═══ Materials provided
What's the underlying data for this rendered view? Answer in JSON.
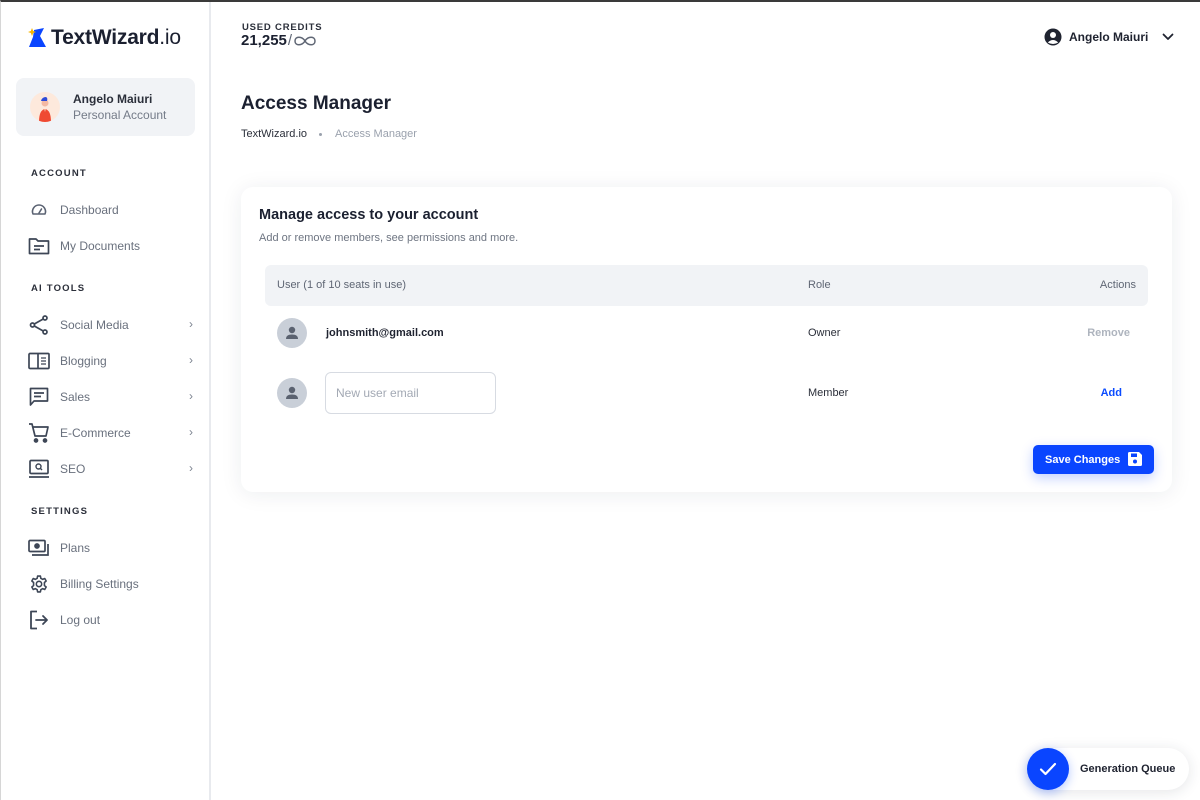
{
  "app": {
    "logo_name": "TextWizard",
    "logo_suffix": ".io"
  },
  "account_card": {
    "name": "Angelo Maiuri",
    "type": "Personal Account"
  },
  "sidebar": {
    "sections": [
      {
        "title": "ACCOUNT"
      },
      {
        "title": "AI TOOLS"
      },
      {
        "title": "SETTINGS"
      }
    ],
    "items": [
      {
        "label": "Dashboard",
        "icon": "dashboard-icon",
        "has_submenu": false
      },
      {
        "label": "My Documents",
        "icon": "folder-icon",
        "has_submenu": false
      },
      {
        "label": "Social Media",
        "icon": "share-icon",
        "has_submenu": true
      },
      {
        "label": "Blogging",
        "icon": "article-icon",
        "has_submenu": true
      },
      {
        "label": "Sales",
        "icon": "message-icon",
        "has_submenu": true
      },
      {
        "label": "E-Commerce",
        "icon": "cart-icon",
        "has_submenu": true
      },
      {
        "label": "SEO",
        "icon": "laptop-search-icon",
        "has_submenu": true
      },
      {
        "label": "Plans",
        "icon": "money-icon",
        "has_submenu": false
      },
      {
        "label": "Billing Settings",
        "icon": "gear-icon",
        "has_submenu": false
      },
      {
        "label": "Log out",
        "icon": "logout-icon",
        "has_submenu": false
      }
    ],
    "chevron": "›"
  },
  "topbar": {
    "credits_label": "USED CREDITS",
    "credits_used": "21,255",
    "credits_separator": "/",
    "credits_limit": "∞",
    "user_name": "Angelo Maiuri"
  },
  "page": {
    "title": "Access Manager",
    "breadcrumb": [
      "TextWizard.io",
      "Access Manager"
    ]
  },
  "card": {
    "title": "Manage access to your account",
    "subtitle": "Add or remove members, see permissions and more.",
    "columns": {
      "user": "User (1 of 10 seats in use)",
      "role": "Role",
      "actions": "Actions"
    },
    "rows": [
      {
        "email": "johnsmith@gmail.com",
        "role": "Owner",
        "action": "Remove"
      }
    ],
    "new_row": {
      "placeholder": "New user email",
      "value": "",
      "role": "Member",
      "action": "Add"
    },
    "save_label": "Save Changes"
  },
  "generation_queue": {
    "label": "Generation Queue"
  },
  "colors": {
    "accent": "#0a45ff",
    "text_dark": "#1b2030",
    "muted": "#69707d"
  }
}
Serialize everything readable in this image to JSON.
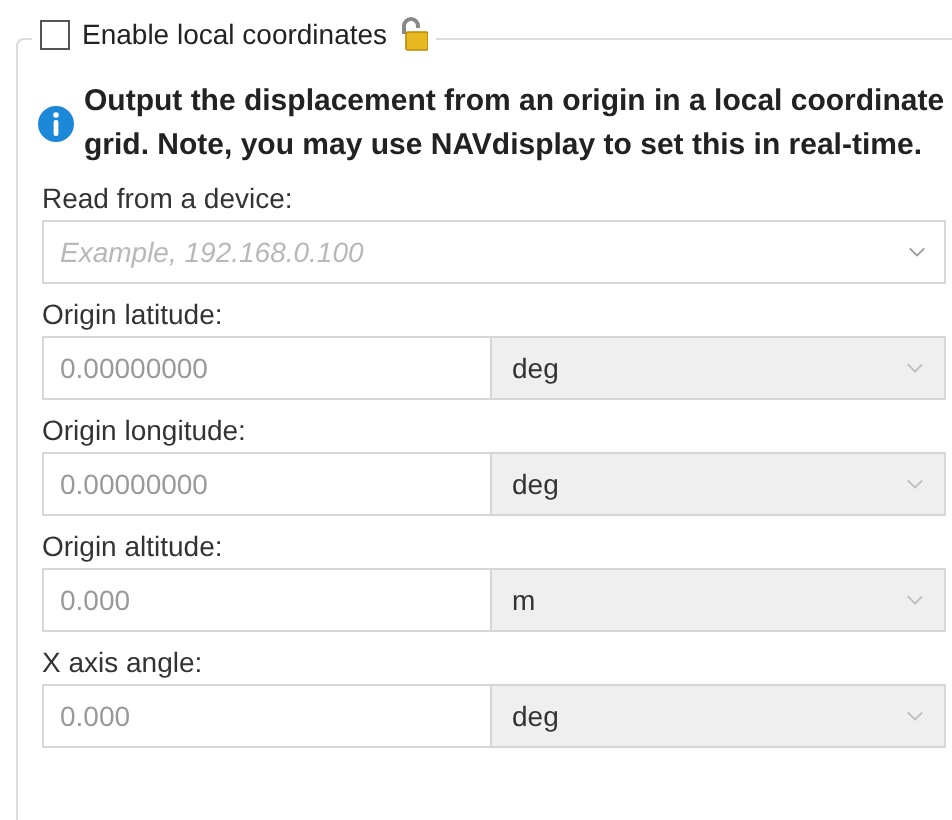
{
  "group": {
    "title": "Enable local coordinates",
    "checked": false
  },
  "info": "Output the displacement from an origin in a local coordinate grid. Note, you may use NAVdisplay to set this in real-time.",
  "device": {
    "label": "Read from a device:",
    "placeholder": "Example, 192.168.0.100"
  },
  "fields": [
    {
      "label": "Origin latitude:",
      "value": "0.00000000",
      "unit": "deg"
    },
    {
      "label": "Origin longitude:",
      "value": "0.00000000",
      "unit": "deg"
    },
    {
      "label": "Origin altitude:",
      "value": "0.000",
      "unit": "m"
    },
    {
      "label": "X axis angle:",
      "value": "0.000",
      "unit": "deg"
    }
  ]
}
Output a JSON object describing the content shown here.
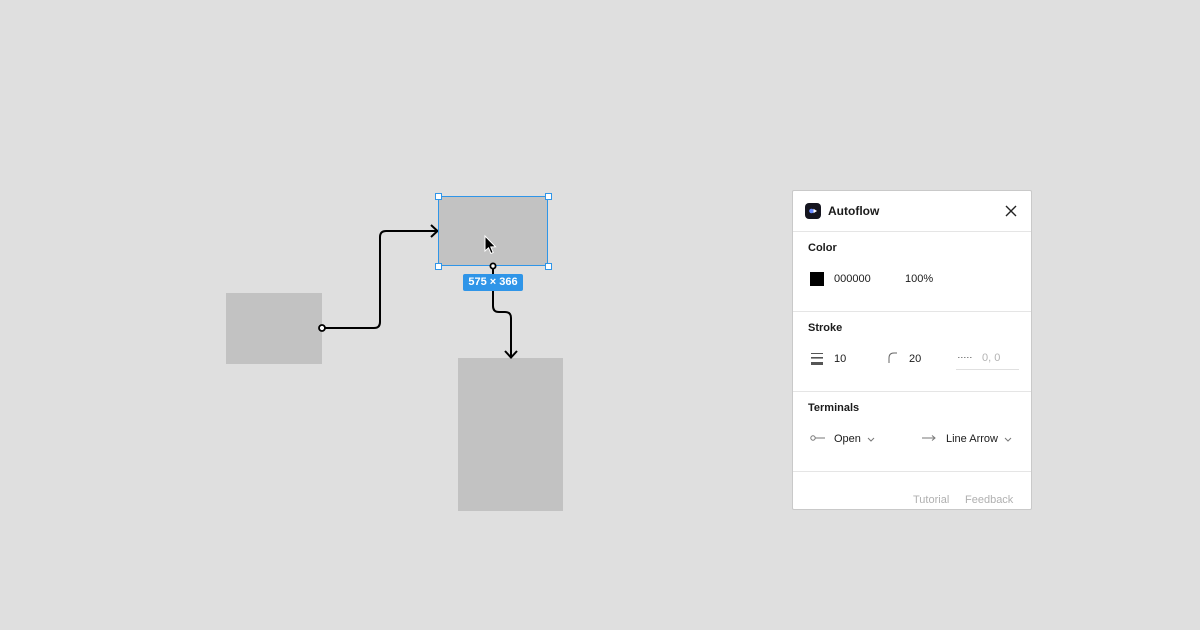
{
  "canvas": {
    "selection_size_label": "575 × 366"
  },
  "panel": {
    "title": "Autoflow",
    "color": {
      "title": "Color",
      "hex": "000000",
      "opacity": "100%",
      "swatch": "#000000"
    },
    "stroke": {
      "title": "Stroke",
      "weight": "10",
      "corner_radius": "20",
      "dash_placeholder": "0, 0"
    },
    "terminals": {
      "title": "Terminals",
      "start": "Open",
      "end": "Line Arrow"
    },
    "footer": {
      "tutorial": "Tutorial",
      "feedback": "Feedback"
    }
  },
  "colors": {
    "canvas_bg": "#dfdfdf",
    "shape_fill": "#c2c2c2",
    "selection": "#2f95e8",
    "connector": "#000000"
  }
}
══════
### What is being asked
Pick each line holding the word "local" out of the data and copy it.

### Complete output
    "title": "Enable local coordinates",
  "info": "Output the displacement from an origin in a local coordinate grid. Note, you may use NAVdisplay to set this in real-time.",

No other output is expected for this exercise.